* Goal
Go through the records below line by line. Count the lines with "prefix" and give the count alone.

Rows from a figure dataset
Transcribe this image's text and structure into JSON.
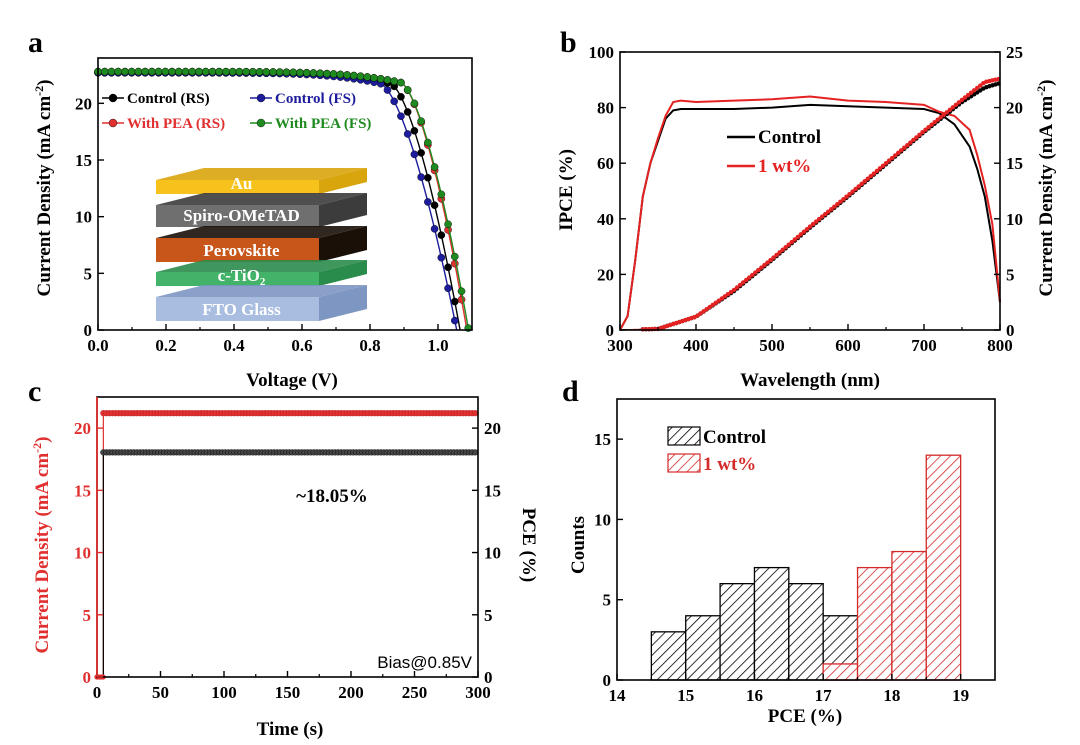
{
  "panels": {
    "a": "a",
    "b": "b",
    "c": "c",
    "d": "d"
  },
  "colors": {
    "control": "#000000",
    "fs_blue": "#1c1c9c",
    "pea_red": "#e03030",
    "pea_green": "#1f8a1f",
    "ipce_red": "#e52222",
    "hist_red": "#d42a2a"
  },
  "chart_data": [
    {
      "type": "line",
      "panel": "a",
      "xlabel": "Voltage (V)",
      "ylabel": "Current Density (mA cm",
      "ylabel_sup": "-2",
      "ylabel_end": ")",
      "xlim": [
        0.0,
        1.1
      ],
      "ylim": [
        0,
        24
      ],
      "xticks": [
        "0.0",
        "0.2",
        "0.4",
        "0.6",
        "0.8",
        "1.0"
      ],
      "yticks": [
        "0",
        "5",
        "10",
        "15",
        "20"
      ],
      "series": [
        {
          "name": "Control (RS)",
          "Jsc": 22.7,
          "Voc": 1.065,
          "knee": 0.86
        },
        {
          "name": "Control (FS)",
          "Jsc": 22.7,
          "Voc": 1.055,
          "knee": 0.83
        },
        {
          "name": "With PEA (RS)",
          "Jsc": 22.8,
          "Voc": 1.085,
          "knee": 0.89
        },
        {
          "name": "With PEA (FS)",
          "Jsc": 22.8,
          "Voc": 1.09,
          "knee": 0.89
        }
      ],
      "layers": [
        "Au",
        "Spiro-OMeTAD",
        "Perovskite",
        "c-TiO",
        "FTO Glass"
      ],
      "layer_sub": "2"
    },
    {
      "type": "line",
      "panel": "b",
      "xlabel": "Wavelength (nm)",
      "ylabel": "IPCE (%)",
      "y2label": "Current Density (mA cm",
      "y2label_sup": "-2",
      "y2label_end": ")",
      "xlim": [
        300,
        800
      ],
      "ylim": [
        0,
        100
      ],
      "y2lim": [
        0,
        25
      ],
      "xticks": [
        "300",
        "400",
        "500",
        "600",
        "700",
        "800"
      ],
      "yticks": [
        "0",
        "20",
        "40",
        "60",
        "80",
        "100"
      ],
      "y2ticks": [
        "0",
        "5",
        "10",
        "15",
        "20",
        "25"
      ],
      "series": [
        {
          "name": "Control",
          "x": [
            300,
            310,
            320,
            330,
            340,
            350,
            360,
            370,
            380,
            400,
            450,
            500,
            550,
            600,
            650,
            700,
            720,
            740,
            760,
            770,
            780,
            790,
            800
          ],
          "y": [
            0,
            5,
            25,
            48,
            60,
            68,
            76,
            79,
            79.5,
            79.5,
            79.5,
            80,
            81,
            80.5,
            80,
            79.5,
            78,
            74,
            66,
            58,
            48,
            32,
            10
          ]
        },
        {
          "name": "1 wt%",
          "x": [
            300,
            310,
            320,
            330,
            340,
            350,
            360,
            370,
            380,
            400,
            450,
            500,
            550,
            600,
            650,
            700,
            720,
            740,
            760,
            770,
            780,
            790,
            800
          ],
          "y": [
            0,
            5,
            25,
            48,
            60,
            69,
            77,
            82,
            82.5,
            82,
            82.5,
            83,
            84,
            82.5,
            82,
            81,
            78.5,
            77,
            72,
            63,
            52,
            38,
            10
          ]
        }
      ],
      "integrated": [
        {
          "name": "Control",
          "x": [
            300,
            350,
            400,
            450,
            500,
            550,
            600,
            650,
            700,
            750,
            780,
            800
          ],
          "y": [
            0,
            0.1,
            1.2,
            3.5,
            6.3,
            9.2,
            12.0,
            14.9,
            17.8,
            20.5,
            21.8,
            22.2
          ]
        },
        {
          "name": "1 wt%",
          "x": [
            300,
            350,
            400,
            450,
            500,
            550,
            600,
            650,
            700,
            750,
            780,
            800
          ],
          "y": [
            0,
            0.1,
            1.2,
            3.6,
            6.4,
            9.3,
            12.1,
            15.0,
            17.9,
            20.7,
            22.3,
            22.6
          ]
        }
      ]
    },
    {
      "type": "line",
      "panel": "c",
      "xlabel": "Time (s)",
      "ylabel": "Current Density (mA cm",
      "ylabel_sup": "-2",
      "ylabel_end": ")",
      "y2label": "PCE (%)",
      "xlim": [
        0,
        300
      ],
      "ylim": [
        0,
        22.5
      ],
      "y2lim": [
        0,
        22.5
      ],
      "xticks": [
        "0",
        "50",
        "100",
        "150",
        "200",
        "250",
        "300"
      ],
      "yticks": [
        "0",
        "5",
        "10",
        "15",
        "20"
      ],
      "y2ticks": [
        "0",
        "5",
        "10",
        "15",
        "20"
      ],
      "series": [
        {
          "name": "Current Density",
          "start": 5,
          "value": 21.2
        },
        {
          "name": "PCE",
          "start": 5,
          "value": 18.05
        }
      ],
      "annotation": "~18.05%",
      "bias": "Bias@0.85V"
    },
    {
      "type": "bar",
      "panel": "d",
      "xlabel": "PCE (%)",
      "ylabel": "Counts",
      "xlim": [
        14,
        19.5
      ],
      "ylim": [
        0,
        17.5
      ],
      "xticks": [
        "14",
        "15",
        "16",
        "17",
        "18",
        "19"
      ],
      "yticks": [
        "0",
        "5",
        "10",
        "15"
      ],
      "series": [
        {
          "name": "Control",
          "bins": [
            [
              14.5,
              15.0,
              3
            ],
            [
              15.0,
              15.5,
              4
            ],
            [
              15.5,
              16.0,
              6
            ],
            [
              16.0,
              16.5,
              7
            ],
            [
              16.5,
              17.0,
              6
            ],
            [
              17.0,
              17.5,
              4
            ]
          ]
        },
        {
          "name": "1 wt%",
          "bins": [
            [
              17.0,
              17.5,
              1
            ],
            [
              17.5,
              18.0,
              7
            ],
            [
              18.0,
              18.5,
              8
            ],
            [
              18.5,
              19.0,
              14
            ]
          ]
        }
      ]
    }
  ]
}
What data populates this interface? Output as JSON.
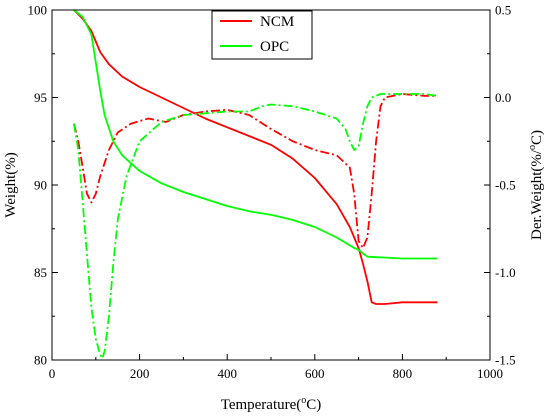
{
  "chart_data": {
    "type": "line",
    "xlabel": "Temperature(°C)",
    "xlabel_parts": {
      "prefix": "Temperature(",
      "sup": "o",
      "suffix": "C)"
    },
    "ylabel_left": "Weight(%)",
    "ylabel_right": "Der.Weight(%/°C)",
    "ylabel_right_parts": {
      "prefix": "Der.Weight(%/",
      "sup": "o",
      "suffix": "C)"
    },
    "xlim": [
      0,
      1000
    ],
    "ylim_left": [
      80,
      100
    ],
    "ylim_right": [
      -1.5,
      0.5
    ],
    "x_ticks": [
      "0",
      "200",
      "400",
      "600",
      "800",
      "1000"
    ],
    "y_left_ticks": [
      "80",
      "85",
      "90",
      "95",
      "100"
    ],
    "y_right_ticks": [
      "-1.5",
      "-1.0",
      "-0.5",
      "0.0",
      "0.5"
    ],
    "legend_position": "top-center",
    "grid": false,
    "series": [
      {
        "name": "NCM",
        "kind": "weight",
        "axis": "left",
        "style": "solid",
        "color": "#ff0000",
        "x": [
          50,
          70,
          90,
          110,
          130,
          160,
          200,
          250,
          300,
          350,
          400,
          450,
          500,
          550,
          600,
          650,
          680,
          700,
          710,
          720,
          730,
          740,
          760,
          800,
          850,
          880
        ],
        "y": [
          100,
          99.5,
          98.8,
          97.6,
          96.9,
          96.2,
          95.6,
          95.0,
          94.4,
          93.8,
          93.3,
          92.8,
          92.3,
          91.5,
          90.4,
          88.9,
          87.6,
          86.4,
          85.5,
          84.5,
          83.3,
          83.2,
          83.2,
          83.3,
          83.3,
          83.3
        ]
      },
      {
        "name": "OPC",
        "kind": "weight",
        "axis": "left",
        "style": "solid",
        "color": "#00ff00",
        "x": [
          50,
          70,
          90,
          100,
          110,
          120,
          140,
          160,
          200,
          250,
          300,
          350,
          400,
          450,
          500,
          550,
          600,
          650,
          690,
          700,
          710,
          720,
          800,
          880
        ],
        "y": [
          100,
          99.6,
          98.6,
          97.0,
          95.4,
          94.0,
          92.5,
          91.7,
          90.8,
          90.1,
          89.6,
          89.2,
          88.8,
          88.5,
          88.3,
          88.0,
          87.6,
          87.0,
          86.4,
          86.3,
          86.1,
          85.9,
          85.8,
          85.8
        ]
      },
      {
        "name": "NCM",
        "kind": "derivative",
        "axis": "right",
        "style": "dashdot",
        "color": "#ff0000",
        "x": [
          50,
          60,
          70,
          80,
          90,
          100,
          110,
          130,
          150,
          180,
          220,
          260,
          300,
          350,
          400,
          450,
          500,
          550,
          600,
          650,
          680,
          690,
          700,
          710,
          720,
          730,
          740,
          750,
          760,
          800,
          850,
          880
        ],
        "y": [
          -0.15,
          -0.25,
          -0.4,
          -0.55,
          -0.6,
          -0.55,
          -0.45,
          -0.3,
          -0.2,
          -0.15,
          -0.12,
          -0.14,
          -0.1,
          -0.08,
          -0.07,
          -0.1,
          -0.18,
          -0.25,
          -0.3,
          -0.33,
          -0.4,
          -0.55,
          -0.82,
          -0.86,
          -0.8,
          -0.55,
          -0.25,
          -0.05,
          0.0,
          0.02,
          0.01,
          0.01
        ]
      },
      {
        "name": "OPC",
        "kind": "derivative",
        "axis": "right",
        "style": "dashdot",
        "color": "#00ff00",
        "x": [
          50,
          60,
          70,
          80,
          90,
          100,
          110,
          115,
          120,
          130,
          140,
          150,
          170,
          200,
          250,
          300,
          350,
          400,
          450,
          480,
          500,
          550,
          600,
          650,
          670,
          680,
          690,
          700,
          710,
          720,
          730,
          750,
          800,
          850,
          880
        ],
        "y": [
          -0.15,
          -0.3,
          -0.6,
          -0.9,
          -1.2,
          -1.38,
          -1.47,
          -1.49,
          -1.45,
          -1.25,
          -0.95,
          -0.7,
          -0.45,
          -0.25,
          -0.14,
          -0.1,
          -0.09,
          -0.08,
          -0.08,
          -0.05,
          -0.04,
          -0.05,
          -0.08,
          -0.12,
          -0.18,
          -0.25,
          -0.3,
          -0.28,
          -0.15,
          -0.05,
          0.0,
          0.02,
          0.02,
          0.02,
          0.01
        ]
      }
    ],
    "legend": [
      {
        "label": "NCM",
        "color": "#ff0000"
      },
      {
        "label": "OPC",
        "color": "#00ff00"
      }
    ]
  }
}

* Result
2